As the rain continued to fall through the night and on into the morning, we all tried to stay positive. Mom said, “What can we do? We can’t control the weather,” but I knew she was just as disappointed as the rest of us. The phone rang off the hook with runners calling to ask if we were still having the race. I answered that at the moment we were planning to. The only deal breaker would be the lightning. I prayed and prayed that if it must rain, could the lightning at least stop?

That prayer was answered. And once again, I was surprised to see people show up to register and to run despite the stormy weather. We stood huddled in the garage, watching the rain and hoping.

When 8:00am rolled around, the rain had subsided a little and the lightning was gone altogether. The race would go on. I made my way to the finish line to operate the clock and timer to keep the runners’ times as they came through the finish line. The starting gunshot was fired and I said another prayer for the safety of all the runners as they began what would be a wet, muddy, and slippery race.

PROVIDED MATERIAL:
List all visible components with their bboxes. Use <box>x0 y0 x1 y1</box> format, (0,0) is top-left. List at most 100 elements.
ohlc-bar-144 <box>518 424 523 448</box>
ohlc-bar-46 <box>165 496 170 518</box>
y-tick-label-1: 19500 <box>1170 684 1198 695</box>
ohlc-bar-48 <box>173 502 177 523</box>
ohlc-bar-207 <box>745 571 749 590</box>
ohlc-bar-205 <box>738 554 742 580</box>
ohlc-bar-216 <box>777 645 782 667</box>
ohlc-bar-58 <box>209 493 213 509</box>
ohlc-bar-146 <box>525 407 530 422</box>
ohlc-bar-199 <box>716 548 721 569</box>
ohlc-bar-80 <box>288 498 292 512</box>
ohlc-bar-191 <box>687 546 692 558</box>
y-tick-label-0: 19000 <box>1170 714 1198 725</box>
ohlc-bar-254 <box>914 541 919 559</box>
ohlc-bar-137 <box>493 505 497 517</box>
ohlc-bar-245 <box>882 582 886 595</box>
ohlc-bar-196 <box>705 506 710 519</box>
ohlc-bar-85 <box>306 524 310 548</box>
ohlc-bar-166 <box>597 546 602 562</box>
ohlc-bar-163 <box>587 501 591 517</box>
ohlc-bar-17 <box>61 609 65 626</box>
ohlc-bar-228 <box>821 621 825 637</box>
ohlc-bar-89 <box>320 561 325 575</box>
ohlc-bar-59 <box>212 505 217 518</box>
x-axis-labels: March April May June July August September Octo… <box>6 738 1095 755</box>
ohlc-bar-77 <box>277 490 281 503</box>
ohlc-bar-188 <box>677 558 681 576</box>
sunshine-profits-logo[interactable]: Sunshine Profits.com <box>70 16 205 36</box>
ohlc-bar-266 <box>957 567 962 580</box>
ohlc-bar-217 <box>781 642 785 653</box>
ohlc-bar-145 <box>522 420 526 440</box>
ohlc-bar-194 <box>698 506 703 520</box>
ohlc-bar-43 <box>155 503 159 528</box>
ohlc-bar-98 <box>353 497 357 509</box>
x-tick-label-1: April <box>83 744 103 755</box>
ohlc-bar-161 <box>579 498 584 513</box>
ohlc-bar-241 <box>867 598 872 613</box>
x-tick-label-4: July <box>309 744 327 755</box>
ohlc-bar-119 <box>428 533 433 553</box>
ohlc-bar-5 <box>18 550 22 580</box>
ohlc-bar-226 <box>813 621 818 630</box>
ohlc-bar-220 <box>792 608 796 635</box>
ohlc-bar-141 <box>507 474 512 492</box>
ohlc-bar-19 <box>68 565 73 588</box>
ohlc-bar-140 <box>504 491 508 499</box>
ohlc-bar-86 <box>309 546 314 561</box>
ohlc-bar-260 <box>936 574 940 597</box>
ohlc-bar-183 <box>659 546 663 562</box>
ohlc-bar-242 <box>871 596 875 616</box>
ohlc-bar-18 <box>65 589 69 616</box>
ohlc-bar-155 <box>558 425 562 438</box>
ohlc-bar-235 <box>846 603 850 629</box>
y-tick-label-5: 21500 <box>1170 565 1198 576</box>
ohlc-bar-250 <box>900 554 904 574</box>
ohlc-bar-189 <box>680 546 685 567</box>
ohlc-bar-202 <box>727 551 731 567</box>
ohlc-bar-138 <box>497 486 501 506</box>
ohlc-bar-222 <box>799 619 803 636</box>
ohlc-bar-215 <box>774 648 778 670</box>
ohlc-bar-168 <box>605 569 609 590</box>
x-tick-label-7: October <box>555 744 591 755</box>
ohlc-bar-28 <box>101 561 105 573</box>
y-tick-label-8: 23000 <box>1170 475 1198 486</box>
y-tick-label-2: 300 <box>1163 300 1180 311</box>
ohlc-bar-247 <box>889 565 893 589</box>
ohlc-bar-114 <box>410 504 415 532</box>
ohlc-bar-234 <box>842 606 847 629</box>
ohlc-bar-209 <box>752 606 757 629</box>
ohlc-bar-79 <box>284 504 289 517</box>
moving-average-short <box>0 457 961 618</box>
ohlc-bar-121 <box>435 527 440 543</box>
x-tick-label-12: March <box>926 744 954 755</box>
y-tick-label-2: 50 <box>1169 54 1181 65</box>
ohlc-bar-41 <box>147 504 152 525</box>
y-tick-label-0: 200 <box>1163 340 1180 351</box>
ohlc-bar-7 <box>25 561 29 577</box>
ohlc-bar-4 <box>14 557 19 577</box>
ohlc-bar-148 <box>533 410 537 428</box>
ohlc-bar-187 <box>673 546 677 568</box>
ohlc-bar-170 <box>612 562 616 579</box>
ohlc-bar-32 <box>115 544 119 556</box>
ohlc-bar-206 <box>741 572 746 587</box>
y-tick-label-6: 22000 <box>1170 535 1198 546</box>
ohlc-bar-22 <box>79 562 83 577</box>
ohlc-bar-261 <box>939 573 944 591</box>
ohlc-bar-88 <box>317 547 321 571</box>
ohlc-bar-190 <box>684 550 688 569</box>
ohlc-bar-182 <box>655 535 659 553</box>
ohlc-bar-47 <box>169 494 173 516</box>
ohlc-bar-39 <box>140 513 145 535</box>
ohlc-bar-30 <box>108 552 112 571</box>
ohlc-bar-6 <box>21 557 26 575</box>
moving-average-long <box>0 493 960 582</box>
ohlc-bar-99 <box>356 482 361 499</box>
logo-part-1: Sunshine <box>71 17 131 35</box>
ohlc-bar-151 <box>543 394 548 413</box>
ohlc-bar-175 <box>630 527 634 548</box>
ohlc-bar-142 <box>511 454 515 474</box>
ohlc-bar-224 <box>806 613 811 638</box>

TASKS TO CARRY OUT:
1 > In the race-day passage, what was the only thing that would have called off the race?
2 > Copy the race-day passage word for word, beginning at the words "When 8:00am rolled" and stopping after "and slippery race.".

SOLUTIONS IN ORDER:
1 > Lightning.

2 >
When 8:00am rolled around, the rain had subsided a little and the lightning was gone altogether. The race would go on. I made my way to the finish line to operate the clock and timer to keep the runners’ times as they came through the finish line. The starting gunshot was fired and I said another prayer for the safety of all the runners as they began what would be a wet, muddy, and slippery race.